# Brief:
Report the count of lines holding "vozila" in the records, with no other words.

START Source records

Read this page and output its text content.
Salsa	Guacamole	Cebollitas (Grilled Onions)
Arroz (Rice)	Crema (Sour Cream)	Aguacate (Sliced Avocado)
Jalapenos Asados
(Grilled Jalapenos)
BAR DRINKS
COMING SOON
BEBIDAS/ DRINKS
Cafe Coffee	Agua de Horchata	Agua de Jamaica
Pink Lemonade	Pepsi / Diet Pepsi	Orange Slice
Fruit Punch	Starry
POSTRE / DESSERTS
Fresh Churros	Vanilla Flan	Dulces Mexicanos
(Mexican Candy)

END Source records
START Source records

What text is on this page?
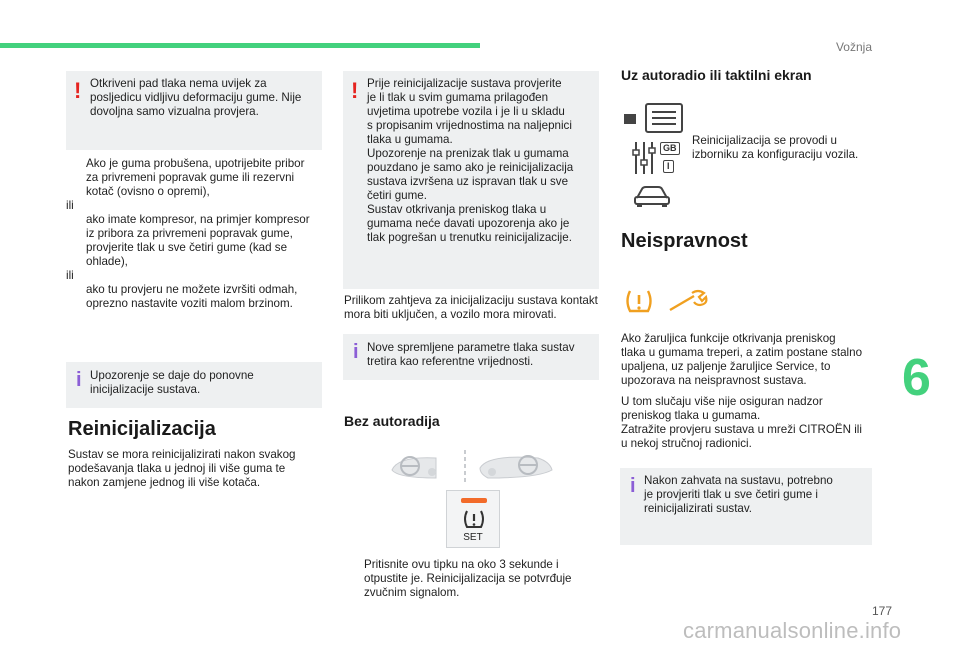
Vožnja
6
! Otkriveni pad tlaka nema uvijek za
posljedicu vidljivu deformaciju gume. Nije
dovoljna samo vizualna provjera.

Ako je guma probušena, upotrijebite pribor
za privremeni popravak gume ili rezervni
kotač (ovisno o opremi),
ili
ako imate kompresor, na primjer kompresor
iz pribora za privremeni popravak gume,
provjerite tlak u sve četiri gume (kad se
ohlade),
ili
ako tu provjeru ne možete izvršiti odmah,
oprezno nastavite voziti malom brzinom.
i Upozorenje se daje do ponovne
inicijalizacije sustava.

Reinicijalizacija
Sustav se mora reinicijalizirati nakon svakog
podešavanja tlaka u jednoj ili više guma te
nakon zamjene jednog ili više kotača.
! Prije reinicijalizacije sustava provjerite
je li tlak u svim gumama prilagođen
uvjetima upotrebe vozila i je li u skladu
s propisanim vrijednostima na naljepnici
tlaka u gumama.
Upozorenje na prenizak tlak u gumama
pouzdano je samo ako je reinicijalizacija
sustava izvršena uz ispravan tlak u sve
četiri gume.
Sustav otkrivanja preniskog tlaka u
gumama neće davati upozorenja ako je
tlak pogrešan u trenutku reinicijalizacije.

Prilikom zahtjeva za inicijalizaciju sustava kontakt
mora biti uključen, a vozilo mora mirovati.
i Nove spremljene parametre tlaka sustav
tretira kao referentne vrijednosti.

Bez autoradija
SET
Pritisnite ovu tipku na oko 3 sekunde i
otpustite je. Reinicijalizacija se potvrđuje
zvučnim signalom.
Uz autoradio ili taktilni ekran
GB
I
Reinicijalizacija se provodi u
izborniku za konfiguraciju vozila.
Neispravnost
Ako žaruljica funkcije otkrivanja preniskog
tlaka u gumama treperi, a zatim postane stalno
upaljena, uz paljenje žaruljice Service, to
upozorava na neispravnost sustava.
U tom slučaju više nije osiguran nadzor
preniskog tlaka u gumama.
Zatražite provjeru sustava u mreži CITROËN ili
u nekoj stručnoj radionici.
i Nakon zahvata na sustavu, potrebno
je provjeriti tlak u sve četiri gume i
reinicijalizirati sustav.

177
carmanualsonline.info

END Source records

# Finished task:
2